Where a line contains the word "Elly", copy that line in full.
— start Data —
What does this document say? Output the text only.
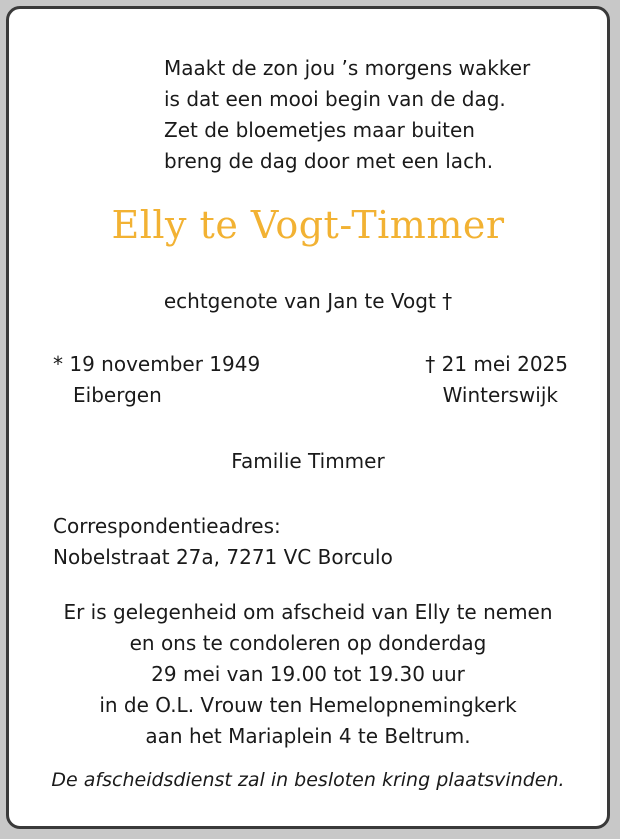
Maakt de zon jou ’s morgens wakker
is dat een mooi begin van de dag.
Zet de bloemetjes maar buiten
breng de dag door met een lach.
Elly te Vogt-Timmer
echtgenote van Jan te Vogt †
* 19 november 1949
Eibergen
† 21 mei 2025
Winterswijk
Familie Timmer
Correspondentieadres:
Nobelstraat 27a, 7271 VC Borculo
Er is gelegenheid om afscheid van Elly te nemen
en ons te condoleren op donderdag
29 mei van 19.00 tot 19.30 uur
in de O.L. Vrouw ten Hemelopnemingkerk
aan het Mariaplein 4 te Beltrum.
De afscheidsdienst zal in besloten kring plaatsvinden.
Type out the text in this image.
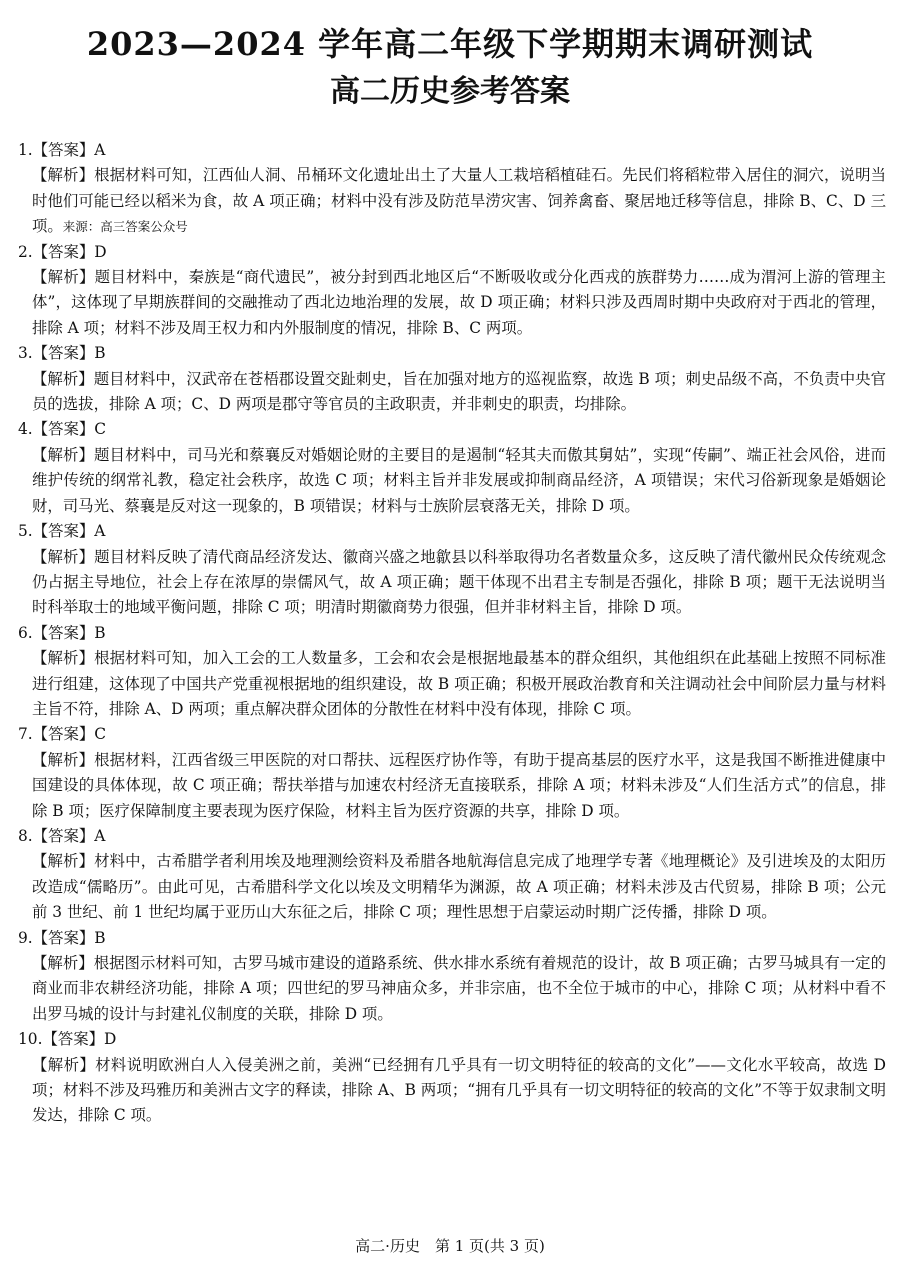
2023—2024 学年高二年级下学期期末调研测试
高二历史参考答案
1.【答案】A
【解析】根据材料可知，江西仙人洞、吊桶环文化遗址出土了大量人工栽培稻植硅石。先民们将稻粒带入居住的洞穴，说明当时他们可能已经以稻米为食，故 A 项正确；材料中没有涉及防范旱涝灾害、饲养禽畜、聚居地迁移等信息，排除 B、C、D 三项。来源：高三答案公众号
2.【答案】D
【解析】题目材料中，秦族是“商代遗民”，被分封到西北地区后“不断吸收或分化西戎的族群势力……成为渭河上游的管理主体”，这体现了早期族群间的交融推动了西北边地治理的发展，故 D 项正确；材料只涉及西周时期中央政府对于西北的管理，排除 A 项；材料不涉及周王权力和内外服制度的情况，排除 B、C 两项。
3.【答案】B
【解析】题目材料中，汉武帝在苍梧郡设置交趾刺史，旨在加强对地方的巡视监察，故选 B 项；刺史品级不高，不负责中央官员的选拔，排除 A 项；C、D 两项是郡守等官员的主政职责，并非刺史的职责，均排除。
4.【答案】C
【解析】题目材料中，司马光和蔡襄反对婚姻论财的主要目的是遏制“轻其夫而傲其舅姑”，实现“传嗣”、端正社会风俗，进而维护传统的纲常礼教，稳定社会秩序，故选 C 项；材料主旨并非发展或抑制商品经济，A 项错误；宋代习俗新现象是婚姻论财，司马光、蔡襄是反对这一现象的，B 项错误；材料与士族阶层衰落无关，排除 D 项。
5.【答案】A
【解析】题目材料反映了清代商品经济发达、徽商兴盛之地歙县以科举取得功名者数量众多，这反映了清代徽州民众传统观念仍占据主导地位，社会上存在浓厚的崇儒风气，故 A 项正确；题干体现不出君主专制是否强化，排除 B 项；题干无法说明当时科举取士的地域平衡问题，排除 C 项；明清时期徽商势力很强，但并非材料主旨，排除 D 项。
6.【答案】B
【解析】根据材料可知，加入工会的工人数量多，工会和农会是根据地最基本的群众组织，其他组织在此基础上按照不同标准进行组建，这体现了中国共产党重视根据地的组织建设，故 B 项正确；积极开展政治教育和关注调动社会中间阶层力量与材料主旨不符，排除 A、D 两项；重点解决群众团体的分散性在材料中没有体现，排除 C 项。
7.【答案】C
【解析】根据材料，江西省级三甲医院的对口帮扶、远程医疗协作等，有助于提高基层的医疗水平，这是我国不断推进健康中国建设的具体体现，故 C 项正确；帮扶举措与加速农村经济无直接联系，排除 A 项；材料未涉及“人们生活方式”的信息，排除 B 项；医疗保障制度主要表现为医疗保险，材料主旨为医疗资源的共享，排除 D 项。
8.【答案】A
【解析】材料中，古希腊学者利用埃及地理测绘资料及希腊各地航海信息完成了地理学专著《地理概论》及引进埃及的太阳历改造成“儒略历”。由此可见，古希腊科学文化以埃及文明精华为渊源，故 A 项正确；材料未涉及古代贸易，排除 B 项；公元前 3 世纪、前 1 世纪均属于亚历山大东征之后，排除 C 项；理性思想于启蒙运动时期广泛传播，排除 D 项。
9.【答案】B
【解析】根据图示材料可知，古罗马城市建设的道路系统、供水排水系统有着规范的设计，故 B 项正确；古罗马城具有一定的商业而非农耕经济功能，排除 A 项；四世纪的罗马神庙众多，并非宗庙，也不全位于城市的中心，排除 C 项；从材料中看不出罗马城的设计与封建礼仪制度的关联，排除 D 项。
10.【答案】D
【解析】材料说明欧洲白人入侵美洲之前，美洲“已经拥有几乎具有一切文明特征的较高的文化”——文化水平较高，故选 D 项；材料不涉及玛雅历和美洲古文字的释读，排除 A、B 两项；“拥有几乎具有一切文明特征的较高的文化”不等于奴隶制文明发达，排除 C 项。
高二·历史　第 1 页(共 3 页)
— end Data —
* _Result of this exercise_:
Elly te Vogt-Timmer
Er is gelegenheid om afscheid van Elly te nemen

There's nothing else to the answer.